=== Material for this task ===
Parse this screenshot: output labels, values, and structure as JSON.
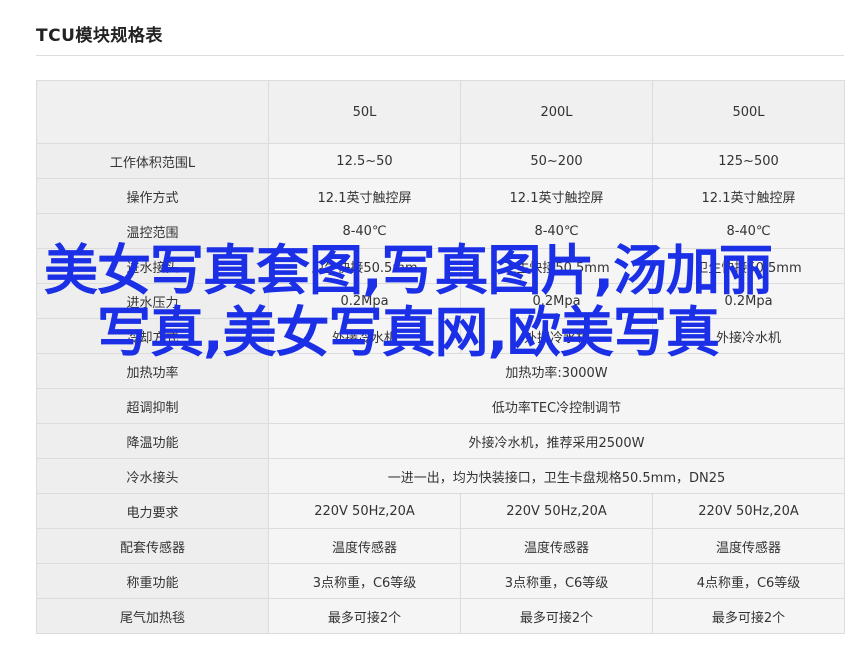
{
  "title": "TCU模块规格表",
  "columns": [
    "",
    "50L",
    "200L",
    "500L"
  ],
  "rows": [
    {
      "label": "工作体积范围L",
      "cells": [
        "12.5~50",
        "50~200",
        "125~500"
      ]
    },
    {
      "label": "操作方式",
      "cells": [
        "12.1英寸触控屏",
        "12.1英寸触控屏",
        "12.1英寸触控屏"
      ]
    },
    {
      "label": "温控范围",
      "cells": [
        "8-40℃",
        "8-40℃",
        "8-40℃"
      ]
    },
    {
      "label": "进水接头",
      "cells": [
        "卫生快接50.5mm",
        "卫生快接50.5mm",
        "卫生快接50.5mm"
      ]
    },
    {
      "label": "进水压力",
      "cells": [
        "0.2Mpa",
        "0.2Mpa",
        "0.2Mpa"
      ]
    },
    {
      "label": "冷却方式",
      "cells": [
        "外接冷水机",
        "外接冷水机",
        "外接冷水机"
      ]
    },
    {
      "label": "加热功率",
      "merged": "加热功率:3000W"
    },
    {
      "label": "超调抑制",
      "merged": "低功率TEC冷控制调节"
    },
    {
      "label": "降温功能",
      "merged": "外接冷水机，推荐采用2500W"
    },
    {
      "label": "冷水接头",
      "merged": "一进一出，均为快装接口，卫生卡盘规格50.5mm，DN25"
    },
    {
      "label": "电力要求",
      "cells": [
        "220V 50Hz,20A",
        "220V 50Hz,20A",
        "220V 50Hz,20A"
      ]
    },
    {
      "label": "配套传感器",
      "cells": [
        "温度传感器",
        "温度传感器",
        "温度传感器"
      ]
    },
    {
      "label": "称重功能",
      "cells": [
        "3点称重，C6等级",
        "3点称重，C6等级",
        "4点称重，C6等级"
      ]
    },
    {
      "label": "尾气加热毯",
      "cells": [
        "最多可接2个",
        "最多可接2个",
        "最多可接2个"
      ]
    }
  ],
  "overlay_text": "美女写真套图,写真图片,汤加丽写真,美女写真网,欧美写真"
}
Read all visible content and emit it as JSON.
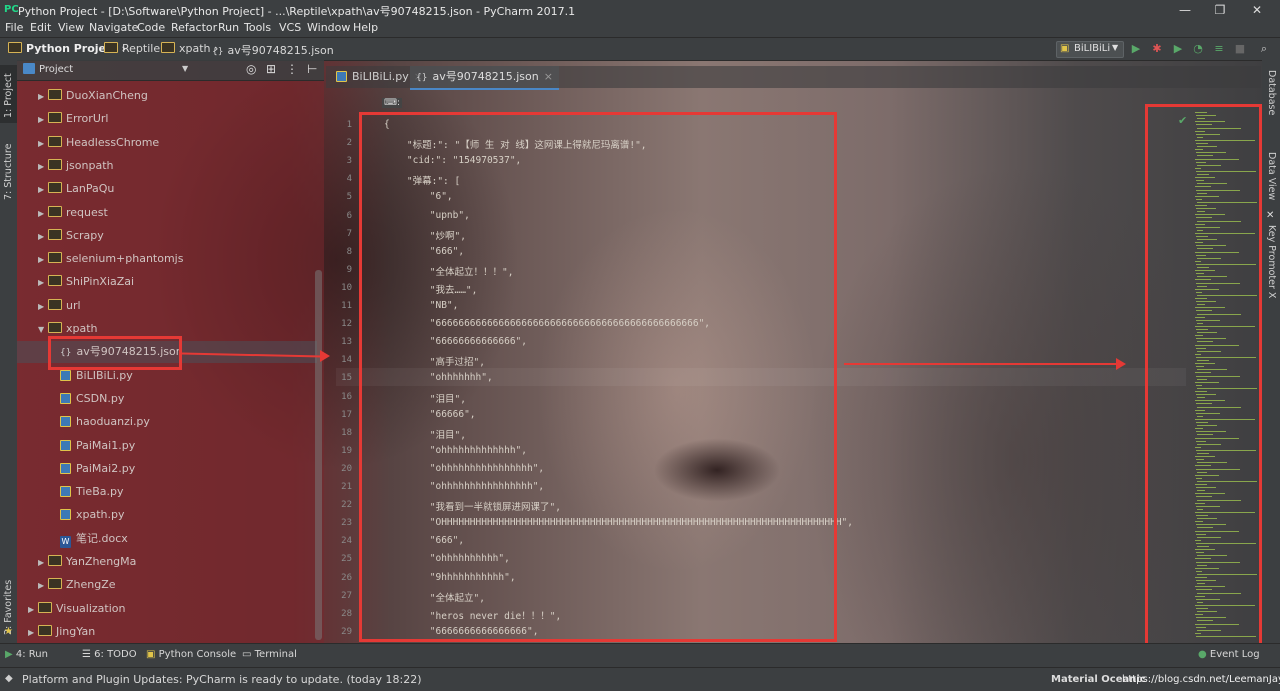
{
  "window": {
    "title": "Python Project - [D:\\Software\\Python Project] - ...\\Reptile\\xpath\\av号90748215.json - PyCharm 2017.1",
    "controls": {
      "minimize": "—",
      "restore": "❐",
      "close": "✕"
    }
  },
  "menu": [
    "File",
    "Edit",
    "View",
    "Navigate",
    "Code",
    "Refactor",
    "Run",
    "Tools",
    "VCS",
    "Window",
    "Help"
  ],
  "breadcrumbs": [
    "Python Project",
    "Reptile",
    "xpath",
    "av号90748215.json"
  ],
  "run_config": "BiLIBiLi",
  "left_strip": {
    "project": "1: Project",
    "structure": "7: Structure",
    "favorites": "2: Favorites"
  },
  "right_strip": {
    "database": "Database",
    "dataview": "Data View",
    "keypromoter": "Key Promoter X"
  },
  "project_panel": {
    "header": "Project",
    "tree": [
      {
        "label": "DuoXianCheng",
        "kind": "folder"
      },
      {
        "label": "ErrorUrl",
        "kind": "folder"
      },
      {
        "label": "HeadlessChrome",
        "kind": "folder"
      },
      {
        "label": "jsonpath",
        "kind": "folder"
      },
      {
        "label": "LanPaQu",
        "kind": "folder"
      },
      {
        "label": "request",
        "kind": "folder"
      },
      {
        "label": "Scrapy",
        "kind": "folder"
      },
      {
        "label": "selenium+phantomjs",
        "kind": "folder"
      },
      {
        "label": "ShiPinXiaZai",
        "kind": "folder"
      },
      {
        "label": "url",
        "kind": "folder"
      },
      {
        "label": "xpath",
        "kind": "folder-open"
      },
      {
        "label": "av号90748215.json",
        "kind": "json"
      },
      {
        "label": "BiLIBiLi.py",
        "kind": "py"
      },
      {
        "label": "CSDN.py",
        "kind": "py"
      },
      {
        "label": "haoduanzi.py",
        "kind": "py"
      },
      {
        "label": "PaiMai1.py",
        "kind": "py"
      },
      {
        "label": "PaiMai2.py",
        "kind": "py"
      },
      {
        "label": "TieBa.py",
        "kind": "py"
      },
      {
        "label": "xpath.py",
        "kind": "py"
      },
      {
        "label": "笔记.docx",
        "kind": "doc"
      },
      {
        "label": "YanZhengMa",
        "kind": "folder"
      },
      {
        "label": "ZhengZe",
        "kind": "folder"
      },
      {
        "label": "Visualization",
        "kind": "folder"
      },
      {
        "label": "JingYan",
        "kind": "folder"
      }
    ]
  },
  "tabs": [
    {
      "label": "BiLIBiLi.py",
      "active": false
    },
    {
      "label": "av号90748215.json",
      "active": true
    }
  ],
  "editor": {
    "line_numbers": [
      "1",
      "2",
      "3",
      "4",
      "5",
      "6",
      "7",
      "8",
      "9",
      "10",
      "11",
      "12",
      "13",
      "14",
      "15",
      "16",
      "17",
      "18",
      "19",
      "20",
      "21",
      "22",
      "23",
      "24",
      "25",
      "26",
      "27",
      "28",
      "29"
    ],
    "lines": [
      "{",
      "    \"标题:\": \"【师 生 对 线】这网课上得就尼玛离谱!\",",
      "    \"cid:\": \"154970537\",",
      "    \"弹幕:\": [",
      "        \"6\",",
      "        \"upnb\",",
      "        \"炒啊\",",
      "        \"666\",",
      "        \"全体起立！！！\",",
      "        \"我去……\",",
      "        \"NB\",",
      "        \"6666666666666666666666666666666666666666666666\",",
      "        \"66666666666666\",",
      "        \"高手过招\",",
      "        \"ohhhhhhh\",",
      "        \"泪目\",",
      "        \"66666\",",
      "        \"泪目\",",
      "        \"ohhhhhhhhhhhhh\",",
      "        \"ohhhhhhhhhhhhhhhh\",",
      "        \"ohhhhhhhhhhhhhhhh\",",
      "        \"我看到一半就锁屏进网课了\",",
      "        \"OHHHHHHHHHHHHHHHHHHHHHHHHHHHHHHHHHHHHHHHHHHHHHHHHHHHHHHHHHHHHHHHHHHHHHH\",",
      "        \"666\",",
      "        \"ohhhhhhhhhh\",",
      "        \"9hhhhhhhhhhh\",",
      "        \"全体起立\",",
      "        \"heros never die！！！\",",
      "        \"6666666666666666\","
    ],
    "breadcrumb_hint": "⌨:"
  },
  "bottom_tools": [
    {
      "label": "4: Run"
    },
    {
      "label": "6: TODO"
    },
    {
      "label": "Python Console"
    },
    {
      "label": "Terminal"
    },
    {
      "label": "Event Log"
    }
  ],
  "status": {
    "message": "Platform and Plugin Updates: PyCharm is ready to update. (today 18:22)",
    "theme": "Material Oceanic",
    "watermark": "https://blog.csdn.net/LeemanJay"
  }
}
===
* What is asked:
Leave out the pictures and print each record exactly as it stands.

* Completed task:
Parse this screenshot: output labels, values, and structure as JSON.
{
  "title": "TCU模块规格表",
  "columns": [
    "",
    "50L",
    "200L",
    "500L"
  ],
  "rows": [
    {
      "label": "工作体积范围L",
      "cells": [
        "12.5~50",
        "50~200",
        "125~500"
      ]
    },
    {
      "label": "操作方式",
      "cells": [
        "12.1英寸触控屏",
        "12.1英寸触控屏",
        "12.1英寸触控屏"
      ]
    },
    {
      "label": "温控范围",
      "cells": [
        "8-40℃",
        "8-40℃",
        "8-40℃"
      ]
    },
    {
      "label": "进水接头",
      "cells": [
        "卫生快接50.5mm",
        "卫生快接50.5mm",
        "卫生快接50.5mm"
      ]
    },
    {
      "label": "进水压力",
      "cells": [
        "0.2Mpa",
        "0.2Mpa",
        "0.2Mpa"
      ]
    },
    {
      "label": "冷却方式",
      "cells": [
        "外接冷水机",
        "外接冷水机",
        "外接冷水机"
      ]
    },
    {
      "label": "加热功率",
      "merged": "加热功率:3000W"
    },
    {
      "label": "超调抑制",
      "merged": "低功率TEC冷控制调节"
    },
    {
      "label": "降温功能",
      "merged": "外接冷水机，推荐采用2500W"
    },
    {
      "label": "冷水接头",
      "merged": "一进一出，均为快装接口，卫生卡盘规格50.5mm，DN25"
    },
    {
      "label": "电力要求",
      "cells": [
        "220V 50Hz,20A",
        "220V 50Hz,20A",
        "220V 50Hz,20A"
      ]
    },
    {
      "label": "配套传感器",
      "cells": [
        "温度传感器",
        "温度传感器",
        "温度传感器"
      ]
    },
    {
      "label": "称重功能",
      "cells": [
        "3点称重，C6等级",
        "3点称重，C6等级",
        "4点称重，C6等级"
      ]
    },
    {
      "label": "尾气加热毯",
      "cells": [
        "最多可接2个",
        "最多可接2个",
        "最多可接2个"
      ]
    }
  ],
  "overlay_text": "美女写真套图,写真图片,汤加丽写真,美女写真网,欧美写真"
}
Read all visible content and emit it as JSON.
{
  "window": {
    "title": "Python Project - [D:\\Software\\Python Project] - ...\\Reptile\\xpath\\av号90748215.json - PyCharm 2017.1",
    "controls": {
      "minimize": "—",
      "restore": "❐",
      "close": "✕"
    }
  },
  "menu": [
    "File",
    "Edit",
    "View",
    "Navigate",
    "Code",
    "Refactor",
    "Run",
    "Tools",
    "VCS",
    "Window",
    "Help"
  ],
  "breadcrumbs": [
    "Python Project",
    "Reptile",
    "xpath",
    "av号90748215.json"
  ],
  "run_config": "BiLIBiLi",
  "left_strip": {
    "project": "1: Project",
    "structure": "7: Structure",
    "favorites": "2: Favorites"
  },
  "right_strip": {
    "database": "Database",
    "dataview": "Data View",
    "keypromoter": "Key Promoter X"
  },
  "project_panel": {
    "header": "Project",
    "tree": [
      {
        "label": "DuoXianCheng",
        "kind": "folder"
      },
      {
        "label": "ErrorUrl",
        "kind": "folder"
      },
      {
        "label": "HeadlessChrome",
        "kind": "folder"
      },
      {
        "label": "jsonpath",
        "kind": "folder"
      },
      {
        "label": "LanPaQu",
        "kind": "folder"
      },
      {
        "label": "request",
        "kind": "folder"
      },
      {
        "label": "Scrapy",
        "kind": "folder"
      },
      {
        "label": "selenium+phantomjs",
        "kind": "folder"
      },
      {
        "label": "ShiPinXiaZai",
        "kind": "folder"
      },
      {
        "label": "url",
        "kind": "folder"
      },
      {
        "label": "xpath",
        "kind": "folder-open"
      },
      {
        "label": "av号90748215.json",
        "kind": "json"
      },
      {
        "label": "BiLIBiLi.py",
        "kind": "py"
      },
      {
        "label": "CSDN.py",
        "kind": "py"
      },
      {
        "label": "haoduanzi.py",
        "kind": "py"
      },
      {
        "label": "PaiMai1.py",
        "kind": "py"
      },
      {
        "label": "PaiMai2.py",
        "kind": "py"
      },
      {
        "label": "TieBa.py",
        "kind": "py"
      },
      {
        "label": "xpath.py",
        "kind": "py"
      },
      {
        "label": "笔记.docx",
        "kind": "doc"
      },
      {
        "label": "YanZhengMa",
        "kind": "folder"
      },
      {
        "label": "ZhengZe",
        "kind": "folder"
      },
      {
        "label": "Visualization",
        "kind": "folder"
      },
      {
        "label": "JingYan",
        "kind": "folder"
      }
    ]
  },
  "tabs": [
    {
      "label": "BiLIBiLi.py",
      "active": false
    },
    {
      "label": "av号90748215.json",
      "active": true
    }
  ],
  "editor": {
    "line_numbers": [
      "1",
      "2",
      "3",
      "4",
      "5",
      "6",
      "7",
      "8",
      "9",
      "10",
      "11",
      "12",
      "13",
      "14",
      "15",
      "16",
      "17",
      "18",
      "19",
      "20",
      "21",
      "22",
      "23",
      "24",
      "25",
      "26",
      "27",
      "28",
      "29"
    ],
    "lines": [
      "{",
      "    \"标题:\": \"【师 生 对 线】这网课上得就尼玛离谱!\",",
      "    \"cid:\": \"154970537\",",
      "    \"弹幕:\": [",
      "        \"6\",",
      "        \"upnb\",",
      "        \"炒啊\",",
      "        \"666\",",
      "        \"全体起立！！！\",",
      "        \"我去……\",",
      "        \"NB\",",
      "        \"6666666666666666666666666666666666666666666666\",",
      "        \"66666666666666\",",
      "        \"高手过招\",",
      "        \"ohhhhhhh\",",
      "        \"泪目\",",
      "        \"66666\",",
      "        \"泪目\",",
      "        \"ohhhhhhhhhhhhh\",",
      "        \"ohhhhhhhhhhhhhhhh\",",
      "        \"ohhhhhhhhhhhhhhhh\",",
      "        \"我看到一半就锁屏进网课了\",",
      "        \"OHHHHHHHHHHHHHHHHHHHHHHHHHHHHHHHHHHHHHHHHHHHHHHHHHHHHHHHHHHHHHHHHHHHHHH\",",
      "        \"666\",",
      "        \"ohhhhhhhhhh\",",
      "        \"9hhhhhhhhhhh\",",
      "        \"全体起立\",",
      "        \"heros never die！！！\",",
      "        \"6666666666666666\","
    ],
    "breadcrumb_hint": "⌨:"
  },
  "bottom_tools": [
    {
      "label": "4: Run"
    },
    {
      "label": "6: TODO"
    },
    {
      "label": "Python Console"
    },
    {
      "label": "Terminal"
    },
    {
      "label": "Event Log"
    }
  ],
  "status": {
    "message": "Platform and Plugin Updates: PyCharm is ready to update. (today 18:22)",
    "theme": "Material Oceanic",
    "watermark": "https://blog.csdn.net/LeemanJay"
  }
}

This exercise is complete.